Compile every line that includes the word "difference".

-------- Data for the task

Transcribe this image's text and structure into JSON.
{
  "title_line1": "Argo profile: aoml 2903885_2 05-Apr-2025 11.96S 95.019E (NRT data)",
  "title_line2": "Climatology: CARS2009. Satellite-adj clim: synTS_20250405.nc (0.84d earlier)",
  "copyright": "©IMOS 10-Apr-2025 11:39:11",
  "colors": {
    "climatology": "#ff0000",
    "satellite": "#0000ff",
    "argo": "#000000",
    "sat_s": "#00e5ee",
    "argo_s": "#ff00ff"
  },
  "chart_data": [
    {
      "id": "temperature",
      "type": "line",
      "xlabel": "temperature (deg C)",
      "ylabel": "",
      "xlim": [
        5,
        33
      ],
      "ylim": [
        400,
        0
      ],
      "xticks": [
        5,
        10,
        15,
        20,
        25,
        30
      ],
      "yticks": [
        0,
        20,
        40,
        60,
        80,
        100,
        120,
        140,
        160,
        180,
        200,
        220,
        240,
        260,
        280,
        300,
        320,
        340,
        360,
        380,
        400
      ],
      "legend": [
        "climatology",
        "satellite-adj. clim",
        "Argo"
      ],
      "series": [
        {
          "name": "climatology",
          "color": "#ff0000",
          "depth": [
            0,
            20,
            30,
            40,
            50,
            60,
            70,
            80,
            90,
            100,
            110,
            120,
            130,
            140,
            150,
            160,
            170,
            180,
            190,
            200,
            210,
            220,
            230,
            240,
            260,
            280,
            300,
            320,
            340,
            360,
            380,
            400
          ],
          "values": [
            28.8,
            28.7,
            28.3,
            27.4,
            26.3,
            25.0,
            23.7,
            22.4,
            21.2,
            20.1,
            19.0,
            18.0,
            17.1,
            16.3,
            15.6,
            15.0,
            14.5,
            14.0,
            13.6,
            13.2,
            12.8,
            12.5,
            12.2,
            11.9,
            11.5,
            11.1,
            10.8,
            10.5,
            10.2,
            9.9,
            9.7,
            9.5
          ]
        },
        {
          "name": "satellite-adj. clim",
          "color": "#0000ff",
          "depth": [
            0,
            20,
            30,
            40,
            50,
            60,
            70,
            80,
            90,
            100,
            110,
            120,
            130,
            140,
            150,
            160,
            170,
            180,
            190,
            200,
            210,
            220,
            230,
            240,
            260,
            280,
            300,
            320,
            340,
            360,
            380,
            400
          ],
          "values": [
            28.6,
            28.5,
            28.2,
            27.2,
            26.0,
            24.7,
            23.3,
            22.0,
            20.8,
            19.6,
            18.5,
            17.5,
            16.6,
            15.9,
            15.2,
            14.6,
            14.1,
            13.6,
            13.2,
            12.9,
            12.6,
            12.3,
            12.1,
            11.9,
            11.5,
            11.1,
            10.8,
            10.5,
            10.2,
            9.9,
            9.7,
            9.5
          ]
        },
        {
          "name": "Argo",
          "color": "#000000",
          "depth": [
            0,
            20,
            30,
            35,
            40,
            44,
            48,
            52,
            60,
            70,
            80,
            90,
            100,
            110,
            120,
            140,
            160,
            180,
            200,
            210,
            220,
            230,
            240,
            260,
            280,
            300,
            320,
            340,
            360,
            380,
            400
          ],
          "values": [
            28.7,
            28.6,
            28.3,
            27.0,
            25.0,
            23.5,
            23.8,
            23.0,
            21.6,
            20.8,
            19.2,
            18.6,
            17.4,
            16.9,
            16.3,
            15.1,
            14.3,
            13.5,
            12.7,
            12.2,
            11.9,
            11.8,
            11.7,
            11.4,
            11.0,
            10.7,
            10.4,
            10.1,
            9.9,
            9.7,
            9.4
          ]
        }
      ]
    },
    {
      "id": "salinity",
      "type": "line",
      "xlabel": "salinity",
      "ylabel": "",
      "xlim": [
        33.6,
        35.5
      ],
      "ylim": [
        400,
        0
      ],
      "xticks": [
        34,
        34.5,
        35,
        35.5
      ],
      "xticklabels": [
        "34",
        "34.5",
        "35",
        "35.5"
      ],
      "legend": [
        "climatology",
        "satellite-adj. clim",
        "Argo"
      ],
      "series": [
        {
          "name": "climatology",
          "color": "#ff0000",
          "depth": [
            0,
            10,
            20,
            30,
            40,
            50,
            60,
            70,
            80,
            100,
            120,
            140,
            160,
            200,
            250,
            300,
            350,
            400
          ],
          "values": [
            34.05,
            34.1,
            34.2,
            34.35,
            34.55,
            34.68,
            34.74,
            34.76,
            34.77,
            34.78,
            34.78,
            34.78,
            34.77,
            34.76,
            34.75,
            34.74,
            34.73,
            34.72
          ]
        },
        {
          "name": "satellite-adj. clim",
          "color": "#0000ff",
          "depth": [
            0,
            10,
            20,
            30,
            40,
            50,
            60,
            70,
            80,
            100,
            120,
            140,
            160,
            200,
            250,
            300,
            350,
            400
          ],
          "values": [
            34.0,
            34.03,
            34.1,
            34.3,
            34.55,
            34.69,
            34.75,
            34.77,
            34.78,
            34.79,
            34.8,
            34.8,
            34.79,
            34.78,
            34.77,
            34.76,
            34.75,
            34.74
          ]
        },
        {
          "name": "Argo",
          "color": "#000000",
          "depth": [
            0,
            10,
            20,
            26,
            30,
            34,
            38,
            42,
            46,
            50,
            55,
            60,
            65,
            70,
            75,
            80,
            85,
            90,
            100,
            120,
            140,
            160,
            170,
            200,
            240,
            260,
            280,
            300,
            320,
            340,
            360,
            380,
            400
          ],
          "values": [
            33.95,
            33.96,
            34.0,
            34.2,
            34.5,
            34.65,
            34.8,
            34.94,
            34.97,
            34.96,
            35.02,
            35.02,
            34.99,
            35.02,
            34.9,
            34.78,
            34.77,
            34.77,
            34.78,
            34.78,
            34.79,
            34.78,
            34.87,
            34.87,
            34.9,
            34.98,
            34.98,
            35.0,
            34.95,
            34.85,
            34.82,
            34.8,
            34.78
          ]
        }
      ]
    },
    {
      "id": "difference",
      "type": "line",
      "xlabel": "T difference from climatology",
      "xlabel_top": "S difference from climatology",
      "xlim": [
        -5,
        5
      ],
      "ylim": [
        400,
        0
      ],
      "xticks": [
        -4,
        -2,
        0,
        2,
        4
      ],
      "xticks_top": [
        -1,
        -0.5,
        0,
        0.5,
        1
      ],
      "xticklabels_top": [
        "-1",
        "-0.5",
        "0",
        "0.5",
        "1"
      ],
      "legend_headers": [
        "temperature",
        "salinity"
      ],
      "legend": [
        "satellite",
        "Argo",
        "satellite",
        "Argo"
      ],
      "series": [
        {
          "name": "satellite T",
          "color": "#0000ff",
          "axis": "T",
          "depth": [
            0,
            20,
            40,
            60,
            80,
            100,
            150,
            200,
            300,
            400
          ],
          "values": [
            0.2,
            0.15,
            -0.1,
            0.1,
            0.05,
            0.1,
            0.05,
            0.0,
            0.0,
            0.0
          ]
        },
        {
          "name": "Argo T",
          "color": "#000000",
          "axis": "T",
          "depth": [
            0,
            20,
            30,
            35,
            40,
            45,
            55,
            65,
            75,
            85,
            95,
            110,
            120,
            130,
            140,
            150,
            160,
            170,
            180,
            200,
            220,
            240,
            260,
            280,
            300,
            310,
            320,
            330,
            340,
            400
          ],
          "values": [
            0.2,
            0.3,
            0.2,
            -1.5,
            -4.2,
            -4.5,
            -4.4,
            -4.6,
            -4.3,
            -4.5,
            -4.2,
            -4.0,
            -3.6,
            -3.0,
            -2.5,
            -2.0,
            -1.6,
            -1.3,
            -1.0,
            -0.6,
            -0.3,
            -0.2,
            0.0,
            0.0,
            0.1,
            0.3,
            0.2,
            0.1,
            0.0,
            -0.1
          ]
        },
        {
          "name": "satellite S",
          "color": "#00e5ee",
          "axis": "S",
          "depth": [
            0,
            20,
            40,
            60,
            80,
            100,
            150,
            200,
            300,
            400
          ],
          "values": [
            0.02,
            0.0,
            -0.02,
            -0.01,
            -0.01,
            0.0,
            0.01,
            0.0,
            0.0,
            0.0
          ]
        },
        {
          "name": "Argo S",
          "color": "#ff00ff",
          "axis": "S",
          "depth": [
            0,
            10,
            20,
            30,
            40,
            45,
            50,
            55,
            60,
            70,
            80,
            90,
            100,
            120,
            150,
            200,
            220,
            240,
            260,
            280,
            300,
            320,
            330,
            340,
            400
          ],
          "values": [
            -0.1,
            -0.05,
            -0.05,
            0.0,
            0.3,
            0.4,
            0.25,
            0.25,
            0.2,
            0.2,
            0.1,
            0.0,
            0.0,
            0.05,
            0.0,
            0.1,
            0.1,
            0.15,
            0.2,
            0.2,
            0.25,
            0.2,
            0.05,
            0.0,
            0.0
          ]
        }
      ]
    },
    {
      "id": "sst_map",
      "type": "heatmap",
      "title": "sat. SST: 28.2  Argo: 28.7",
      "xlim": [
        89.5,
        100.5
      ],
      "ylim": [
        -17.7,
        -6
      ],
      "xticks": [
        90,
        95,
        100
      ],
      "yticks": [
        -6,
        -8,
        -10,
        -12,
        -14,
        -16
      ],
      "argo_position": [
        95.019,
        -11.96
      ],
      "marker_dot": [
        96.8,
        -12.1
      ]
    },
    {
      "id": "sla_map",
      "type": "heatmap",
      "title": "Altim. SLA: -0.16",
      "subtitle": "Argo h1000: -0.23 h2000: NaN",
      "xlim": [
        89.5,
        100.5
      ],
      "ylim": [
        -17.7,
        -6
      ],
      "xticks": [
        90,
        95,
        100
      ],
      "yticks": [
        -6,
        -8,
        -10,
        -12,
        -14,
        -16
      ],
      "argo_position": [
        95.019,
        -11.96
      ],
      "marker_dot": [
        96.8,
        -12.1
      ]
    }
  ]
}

----------------

**Solution for this task:**
      "id": "difference",
      "xlabel": "T difference from climatology",
      "xlabel_top": "S difference from climatology",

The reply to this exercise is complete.